■ Do this:
The records below must be copied in full; omit the images.

________________

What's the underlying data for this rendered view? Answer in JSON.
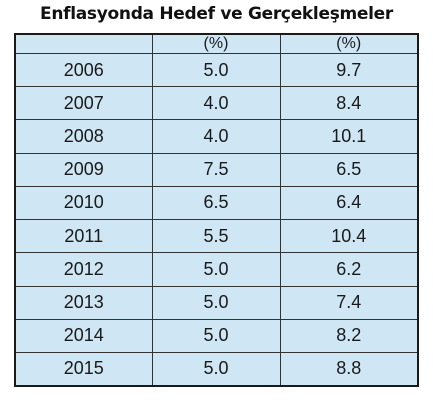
{
  "chart_data": {
    "type": "table",
    "title": "Enflasyonda Hedef ve Gerçekleşmeler",
    "columns": [
      "",
      "(%)",
      "(%)"
    ],
    "rows": [
      {
        "year": "2006",
        "hedef": "5.0",
        "gerceklesme": "9.7"
      },
      {
        "year": "2007",
        "hedef": "4.0",
        "gerceklesme": "8.4"
      },
      {
        "year": "2008",
        "hedef": "4.0",
        "gerceklesme": "10.1"
      },
      {
        "year": "2009",
        "hedef": "7.5",
        "gerceklesme": "6.5"
      },
      {
        "year": "2010",
        "hedef": "6.5",
        "gerceklesme": "6.4"
      },
      {
        "year": "2011",
        "hedef": "5.5",
        "gerceklesme": "10.4"
      },
      {
        "year": "2012",
        "hedef": "5.0",
        "gerceklesme": "6.2"
      },
      {
        "year": "2013",
        "hedef": "5.0",
        "gerceklesme": "7.4"
      },
      {
        "year": "2014",
        "hedef": "5.0",
        "gerceklesme": "8.2"
      },
      {
        "year": "2015",
        "hedef": "5.0",
        "gerceklesme": "8.8"
      }
    ]
  },
  "colors": {
    "table_background": "#cfe6f5",
    "border": "#1a1a1a",
    "text": "#1a1a1a"
  }
}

________________

■ Response for this exercise:
What's the underlying data for this rendered view? Answer in JSON.
{
  "chart_data": {
    "type": "table",
    "title": "Enflasyonda Hedef ve Gerçekleşmeler",
    "columns": [
      "",
      "(%)",
      "(%)"
    ],
    "rows": [
      {
        "year": "2006",
        "hedef": "5.0",
        "gerceklesme": "9.7"
      },
      {
        "year": "2007",
        "hedef": "4.0",
        "gerceklesme": "8.4"
      },
      {
        "year": "2008",
        "hedef": "4.0",
        "gerceklesme": "10.1"
      },
      {
        "year": "2009",
        "hedef": "7.5",
        "gerceklesme": "6.5"
      },
      {
        "year": "2010",
        "hedef": "6.5",
        "gerceklesme": "6.4"
      },
      {
        "year": "2011",
        "hedef": "5.5",
        "gerceklesme": "10.4"
      },
      {
        "year": "2012",
        "hedef": "5.0",
        "gerceklesme": "6.2"
      },
      {
        "year": "2013",
        "hedef": "5.0",
        "gerceklesme": "7.4"
      },
      {
        "year": "2014",
        "hedef": "5.0",
        "gerceklesme": "8.2"
      },
      {
        "year": "2015",
        "hedef": "5.0",
        "gerceklesme": "8.8"
      }
    ]
  },
  "colors": {
    "table_background": "#cfe6f5",
    "border": "#1a1a1a",
    "text": "#1a1a1a"
  }
}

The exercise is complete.